::: DATA FOR THIS EXERCISE
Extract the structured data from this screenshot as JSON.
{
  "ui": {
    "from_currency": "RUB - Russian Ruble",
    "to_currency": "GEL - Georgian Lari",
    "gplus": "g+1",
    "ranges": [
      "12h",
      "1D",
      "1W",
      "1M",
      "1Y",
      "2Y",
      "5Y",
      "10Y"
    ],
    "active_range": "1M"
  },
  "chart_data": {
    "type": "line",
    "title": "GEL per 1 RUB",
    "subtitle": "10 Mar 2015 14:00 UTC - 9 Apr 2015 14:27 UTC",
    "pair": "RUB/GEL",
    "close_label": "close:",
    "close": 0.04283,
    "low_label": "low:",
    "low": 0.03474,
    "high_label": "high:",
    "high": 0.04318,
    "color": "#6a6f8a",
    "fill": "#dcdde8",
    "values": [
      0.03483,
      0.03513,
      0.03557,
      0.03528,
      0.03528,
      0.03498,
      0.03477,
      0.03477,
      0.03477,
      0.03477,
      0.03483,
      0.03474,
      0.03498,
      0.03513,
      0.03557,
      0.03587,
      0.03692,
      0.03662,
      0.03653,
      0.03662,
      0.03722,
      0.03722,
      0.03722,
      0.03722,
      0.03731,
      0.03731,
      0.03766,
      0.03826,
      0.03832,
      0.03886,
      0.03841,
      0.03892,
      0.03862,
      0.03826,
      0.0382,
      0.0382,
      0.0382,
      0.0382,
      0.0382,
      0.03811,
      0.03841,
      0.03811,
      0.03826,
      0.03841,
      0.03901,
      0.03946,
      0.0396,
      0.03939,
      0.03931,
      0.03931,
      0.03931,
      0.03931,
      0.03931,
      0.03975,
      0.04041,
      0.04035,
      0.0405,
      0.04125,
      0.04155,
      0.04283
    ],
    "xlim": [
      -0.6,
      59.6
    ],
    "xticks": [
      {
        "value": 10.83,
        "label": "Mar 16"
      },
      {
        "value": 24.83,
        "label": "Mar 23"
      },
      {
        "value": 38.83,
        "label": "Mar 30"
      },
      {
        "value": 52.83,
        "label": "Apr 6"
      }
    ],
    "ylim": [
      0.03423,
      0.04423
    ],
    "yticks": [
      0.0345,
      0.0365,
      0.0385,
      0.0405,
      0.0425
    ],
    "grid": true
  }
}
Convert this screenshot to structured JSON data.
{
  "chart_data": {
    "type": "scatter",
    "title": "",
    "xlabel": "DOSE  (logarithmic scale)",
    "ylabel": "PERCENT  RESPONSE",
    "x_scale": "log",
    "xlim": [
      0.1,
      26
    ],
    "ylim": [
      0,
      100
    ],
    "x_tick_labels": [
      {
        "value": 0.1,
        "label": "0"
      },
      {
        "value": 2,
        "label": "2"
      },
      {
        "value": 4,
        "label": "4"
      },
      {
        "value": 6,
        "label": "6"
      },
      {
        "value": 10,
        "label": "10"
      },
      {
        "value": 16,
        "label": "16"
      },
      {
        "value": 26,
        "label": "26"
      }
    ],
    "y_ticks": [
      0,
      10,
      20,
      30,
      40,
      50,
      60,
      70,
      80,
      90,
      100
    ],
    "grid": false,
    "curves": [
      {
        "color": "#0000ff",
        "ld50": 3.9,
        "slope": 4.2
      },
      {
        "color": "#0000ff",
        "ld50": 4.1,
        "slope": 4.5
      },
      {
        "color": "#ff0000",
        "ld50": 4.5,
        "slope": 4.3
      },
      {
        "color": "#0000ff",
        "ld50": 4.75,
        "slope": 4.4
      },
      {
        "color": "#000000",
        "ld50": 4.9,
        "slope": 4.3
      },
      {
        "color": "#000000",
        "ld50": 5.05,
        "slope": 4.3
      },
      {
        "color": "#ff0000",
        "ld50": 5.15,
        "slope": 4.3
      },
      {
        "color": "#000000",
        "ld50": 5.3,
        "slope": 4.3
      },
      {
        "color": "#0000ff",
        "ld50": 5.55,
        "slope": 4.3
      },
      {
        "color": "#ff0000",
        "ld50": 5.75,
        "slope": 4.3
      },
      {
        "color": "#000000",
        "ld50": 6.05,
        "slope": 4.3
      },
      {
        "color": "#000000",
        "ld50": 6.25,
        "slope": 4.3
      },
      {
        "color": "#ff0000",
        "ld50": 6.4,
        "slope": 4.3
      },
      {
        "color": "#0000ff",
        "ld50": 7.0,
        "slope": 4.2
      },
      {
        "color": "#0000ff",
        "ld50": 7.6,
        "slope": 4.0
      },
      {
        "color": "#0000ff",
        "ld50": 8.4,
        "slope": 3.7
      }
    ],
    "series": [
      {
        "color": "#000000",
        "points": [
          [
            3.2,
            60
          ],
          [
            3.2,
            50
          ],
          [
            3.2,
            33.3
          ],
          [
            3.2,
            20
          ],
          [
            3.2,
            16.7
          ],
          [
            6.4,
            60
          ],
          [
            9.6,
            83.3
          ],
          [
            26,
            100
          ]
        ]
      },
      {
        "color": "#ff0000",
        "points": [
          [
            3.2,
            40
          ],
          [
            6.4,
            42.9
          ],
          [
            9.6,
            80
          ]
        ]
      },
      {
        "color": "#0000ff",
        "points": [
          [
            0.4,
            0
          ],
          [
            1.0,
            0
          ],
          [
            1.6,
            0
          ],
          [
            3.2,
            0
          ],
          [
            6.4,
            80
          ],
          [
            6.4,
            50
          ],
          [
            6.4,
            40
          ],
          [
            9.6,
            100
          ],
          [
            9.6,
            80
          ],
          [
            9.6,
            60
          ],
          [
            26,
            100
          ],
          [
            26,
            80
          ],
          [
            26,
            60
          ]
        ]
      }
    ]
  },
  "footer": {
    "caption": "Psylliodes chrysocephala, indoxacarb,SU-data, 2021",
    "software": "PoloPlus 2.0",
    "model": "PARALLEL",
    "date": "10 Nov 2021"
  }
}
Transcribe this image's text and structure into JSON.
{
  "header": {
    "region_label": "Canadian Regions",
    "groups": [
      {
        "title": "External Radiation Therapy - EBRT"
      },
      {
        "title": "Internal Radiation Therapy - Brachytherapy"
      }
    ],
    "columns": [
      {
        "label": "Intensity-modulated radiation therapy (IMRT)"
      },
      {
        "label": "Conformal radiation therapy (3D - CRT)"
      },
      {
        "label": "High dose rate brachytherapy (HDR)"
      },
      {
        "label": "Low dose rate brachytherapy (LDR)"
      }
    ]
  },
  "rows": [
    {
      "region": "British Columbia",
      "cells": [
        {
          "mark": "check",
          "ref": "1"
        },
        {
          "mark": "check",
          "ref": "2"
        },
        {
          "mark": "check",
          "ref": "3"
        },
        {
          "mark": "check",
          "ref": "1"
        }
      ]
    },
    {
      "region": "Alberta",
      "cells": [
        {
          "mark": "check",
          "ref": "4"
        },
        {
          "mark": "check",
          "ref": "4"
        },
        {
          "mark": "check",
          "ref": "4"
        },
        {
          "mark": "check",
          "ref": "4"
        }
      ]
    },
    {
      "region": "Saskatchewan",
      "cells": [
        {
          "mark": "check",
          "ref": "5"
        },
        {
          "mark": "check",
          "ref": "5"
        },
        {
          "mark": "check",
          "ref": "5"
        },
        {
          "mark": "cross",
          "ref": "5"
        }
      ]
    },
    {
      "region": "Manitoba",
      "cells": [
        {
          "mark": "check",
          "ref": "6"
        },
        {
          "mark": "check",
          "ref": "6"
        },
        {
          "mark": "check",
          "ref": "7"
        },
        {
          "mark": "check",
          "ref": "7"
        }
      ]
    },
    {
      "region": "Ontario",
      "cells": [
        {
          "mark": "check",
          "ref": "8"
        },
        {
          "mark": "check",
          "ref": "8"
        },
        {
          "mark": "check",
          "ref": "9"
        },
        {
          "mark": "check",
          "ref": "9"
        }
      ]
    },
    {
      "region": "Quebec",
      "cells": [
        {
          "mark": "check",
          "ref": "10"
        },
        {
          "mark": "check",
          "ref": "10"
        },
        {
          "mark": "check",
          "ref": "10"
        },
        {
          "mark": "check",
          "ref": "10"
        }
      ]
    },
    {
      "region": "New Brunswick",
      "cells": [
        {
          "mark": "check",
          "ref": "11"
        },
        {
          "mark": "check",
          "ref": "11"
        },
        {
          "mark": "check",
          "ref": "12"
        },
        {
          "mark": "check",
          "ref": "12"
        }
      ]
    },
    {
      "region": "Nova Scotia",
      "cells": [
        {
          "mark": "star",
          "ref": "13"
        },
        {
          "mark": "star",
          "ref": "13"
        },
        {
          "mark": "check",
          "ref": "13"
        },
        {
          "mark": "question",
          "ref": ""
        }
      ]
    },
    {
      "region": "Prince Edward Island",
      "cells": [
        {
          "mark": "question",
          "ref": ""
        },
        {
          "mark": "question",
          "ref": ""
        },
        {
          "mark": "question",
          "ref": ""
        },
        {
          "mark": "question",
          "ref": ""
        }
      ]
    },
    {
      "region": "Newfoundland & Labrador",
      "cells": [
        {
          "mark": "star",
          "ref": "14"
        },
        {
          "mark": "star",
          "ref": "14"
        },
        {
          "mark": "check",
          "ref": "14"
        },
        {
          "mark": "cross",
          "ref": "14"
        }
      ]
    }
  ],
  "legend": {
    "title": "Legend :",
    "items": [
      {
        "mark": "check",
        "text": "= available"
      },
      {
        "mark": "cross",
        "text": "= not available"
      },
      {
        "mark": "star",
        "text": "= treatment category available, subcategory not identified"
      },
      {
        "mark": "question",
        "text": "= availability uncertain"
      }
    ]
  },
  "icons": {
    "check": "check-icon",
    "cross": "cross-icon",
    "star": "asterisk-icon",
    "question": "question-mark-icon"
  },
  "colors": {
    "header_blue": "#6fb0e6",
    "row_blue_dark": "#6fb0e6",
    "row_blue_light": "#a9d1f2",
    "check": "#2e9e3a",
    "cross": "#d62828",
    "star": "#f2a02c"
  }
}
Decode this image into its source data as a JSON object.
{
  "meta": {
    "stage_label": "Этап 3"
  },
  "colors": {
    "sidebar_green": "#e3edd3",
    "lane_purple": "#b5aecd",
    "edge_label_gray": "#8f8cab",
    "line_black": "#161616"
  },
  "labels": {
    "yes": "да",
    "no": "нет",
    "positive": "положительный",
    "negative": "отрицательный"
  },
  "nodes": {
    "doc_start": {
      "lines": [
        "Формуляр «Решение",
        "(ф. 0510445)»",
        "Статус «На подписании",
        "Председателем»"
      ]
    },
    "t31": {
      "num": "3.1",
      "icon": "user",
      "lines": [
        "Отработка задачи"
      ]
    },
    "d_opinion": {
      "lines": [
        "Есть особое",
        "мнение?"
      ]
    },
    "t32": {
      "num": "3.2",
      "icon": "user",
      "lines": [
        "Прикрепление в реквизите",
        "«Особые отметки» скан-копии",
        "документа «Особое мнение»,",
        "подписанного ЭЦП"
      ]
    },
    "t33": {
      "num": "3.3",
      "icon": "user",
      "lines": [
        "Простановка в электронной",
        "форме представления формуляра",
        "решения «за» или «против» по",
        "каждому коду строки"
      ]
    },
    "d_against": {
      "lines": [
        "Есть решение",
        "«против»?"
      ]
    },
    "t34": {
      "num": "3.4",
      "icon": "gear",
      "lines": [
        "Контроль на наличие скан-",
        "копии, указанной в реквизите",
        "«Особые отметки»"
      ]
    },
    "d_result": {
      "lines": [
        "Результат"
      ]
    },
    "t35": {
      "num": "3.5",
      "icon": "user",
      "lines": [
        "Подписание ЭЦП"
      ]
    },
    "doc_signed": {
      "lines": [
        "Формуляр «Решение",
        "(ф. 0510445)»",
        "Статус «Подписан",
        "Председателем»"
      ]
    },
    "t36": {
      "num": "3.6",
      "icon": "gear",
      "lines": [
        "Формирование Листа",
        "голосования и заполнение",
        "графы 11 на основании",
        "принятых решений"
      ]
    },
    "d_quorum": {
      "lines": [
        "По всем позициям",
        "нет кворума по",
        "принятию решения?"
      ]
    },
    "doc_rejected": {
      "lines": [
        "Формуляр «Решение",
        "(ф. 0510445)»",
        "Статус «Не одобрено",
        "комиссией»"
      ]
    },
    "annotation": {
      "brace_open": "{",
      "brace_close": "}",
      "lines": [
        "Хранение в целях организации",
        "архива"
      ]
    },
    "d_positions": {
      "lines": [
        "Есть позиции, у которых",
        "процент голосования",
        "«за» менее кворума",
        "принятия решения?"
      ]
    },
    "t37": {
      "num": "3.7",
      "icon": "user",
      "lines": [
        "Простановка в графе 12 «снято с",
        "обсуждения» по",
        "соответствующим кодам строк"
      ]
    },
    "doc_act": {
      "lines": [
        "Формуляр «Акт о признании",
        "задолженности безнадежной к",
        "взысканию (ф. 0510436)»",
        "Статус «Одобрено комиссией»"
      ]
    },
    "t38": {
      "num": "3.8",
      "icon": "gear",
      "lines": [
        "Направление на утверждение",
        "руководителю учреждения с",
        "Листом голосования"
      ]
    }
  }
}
::::::
• _PROBLEM TO WORK ON_
From the data above, gather every line that includes the word "копии".

• _THE OUTPUT_
        "«Особые отметки» скан-копии",
        "копии, указанной в реквизите",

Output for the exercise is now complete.